■ Records to process:
* Begin *

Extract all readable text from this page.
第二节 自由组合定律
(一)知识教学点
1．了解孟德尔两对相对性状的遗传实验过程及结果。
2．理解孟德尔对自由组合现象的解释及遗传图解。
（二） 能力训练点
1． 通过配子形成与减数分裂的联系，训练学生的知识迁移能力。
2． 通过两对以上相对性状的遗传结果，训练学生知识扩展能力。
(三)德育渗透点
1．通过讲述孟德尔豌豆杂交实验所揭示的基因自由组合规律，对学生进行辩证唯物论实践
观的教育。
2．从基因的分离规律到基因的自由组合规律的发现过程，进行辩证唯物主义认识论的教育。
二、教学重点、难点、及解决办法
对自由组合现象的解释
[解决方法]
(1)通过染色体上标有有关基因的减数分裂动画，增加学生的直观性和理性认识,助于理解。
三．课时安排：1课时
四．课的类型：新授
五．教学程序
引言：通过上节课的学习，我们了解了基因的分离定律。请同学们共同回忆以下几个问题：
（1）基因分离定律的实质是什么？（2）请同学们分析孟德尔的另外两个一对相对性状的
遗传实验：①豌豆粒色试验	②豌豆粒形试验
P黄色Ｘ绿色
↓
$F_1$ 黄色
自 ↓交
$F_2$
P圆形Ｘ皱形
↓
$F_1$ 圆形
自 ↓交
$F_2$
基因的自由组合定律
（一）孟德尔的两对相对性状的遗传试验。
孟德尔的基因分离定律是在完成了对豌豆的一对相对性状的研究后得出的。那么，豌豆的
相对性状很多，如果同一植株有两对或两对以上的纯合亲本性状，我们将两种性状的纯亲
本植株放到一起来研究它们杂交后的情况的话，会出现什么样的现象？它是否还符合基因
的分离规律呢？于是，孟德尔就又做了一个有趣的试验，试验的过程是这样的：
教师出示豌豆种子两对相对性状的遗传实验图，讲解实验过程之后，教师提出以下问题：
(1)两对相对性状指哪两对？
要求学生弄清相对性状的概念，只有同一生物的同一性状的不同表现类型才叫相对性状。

* End *

■ Written exercise:
Reproduce every line of the data verbatim.

■ Written response:
Extract all readable text from this page.
第二节 自由组合定律
(一)知识教学点
1．了解孟德尔两对相对性状的遗传实验过程及结果。
2．理解孟德尔对自由组合现象的解释及遗传图解。
（二） 能力训练点
1． 通过配子形成与减数分裂的联系，训练学生的知识迁移能力。
2． 通过两对以上相对性状的遗传结果，训练学生知识扩展能力。
(三)德育渗透点
1．通过讲述孟德尔豌豆杂交实验所揭示的基因自由组合规律，对学生进行辩证唯物论实践
观的教育。
2．从基因的分离规律到基因的自由组合规律的发现过程，进行辩证唯物主义认识论的教育。
二、教学重点、难点、及解决办法
对自由组合现象的解释
[解决方法]
(1)通过染色体上标有有关基因的减数分裂动画，增加学生的直观性和理性认识,助于理解。
三．课时安排：1课时
四．课的类型：新授
五．教学程序
引言：通过上节课的学习，我们了解了基因的分离定律。请同学们共同回忆以下几个问题：
（1）基因分离定律的实质是什么？（2）请同学们分析孟德尔的另外两个一对相对性状的
遗传实验：①豌豆粒色试验	②豌豆粒形试验
P黄色Ｘ绿色
↓
$F_1$ 黄色
自 ↓交
$F_2$
P圆形Ｘ皱形
↓
$F_1$ 圆形
自 ↓交
$F_2$
基因的自由组合定律
（一）孟德尔的两对相对性状的遗传试验。
孟德尔的基因分离定律是在完成了对豌豆的一对相对性状的研究后得出的。那么，豌豆的
相对性状很多，如果同一植株有两对或两对以上的纯合亲本性状，我们将两种性状的纯亲
本植株放到一起来研究它们杂交后的情况的话，会出现什么样的现象？它是否还符合基因
的分离规律呢？于是，孟德尔就又做了一个有趣的试验，试验的过程是这样的：
教师出示豌豆种子两对相对性状的遗传实验图，讲解实验过程之后，教师提出以下问题：
(1)两对相对性状指哪两对？
要求学生弄清相对性状的概念，只有同一生物的同一性状的不同表现类型才叫相对性状。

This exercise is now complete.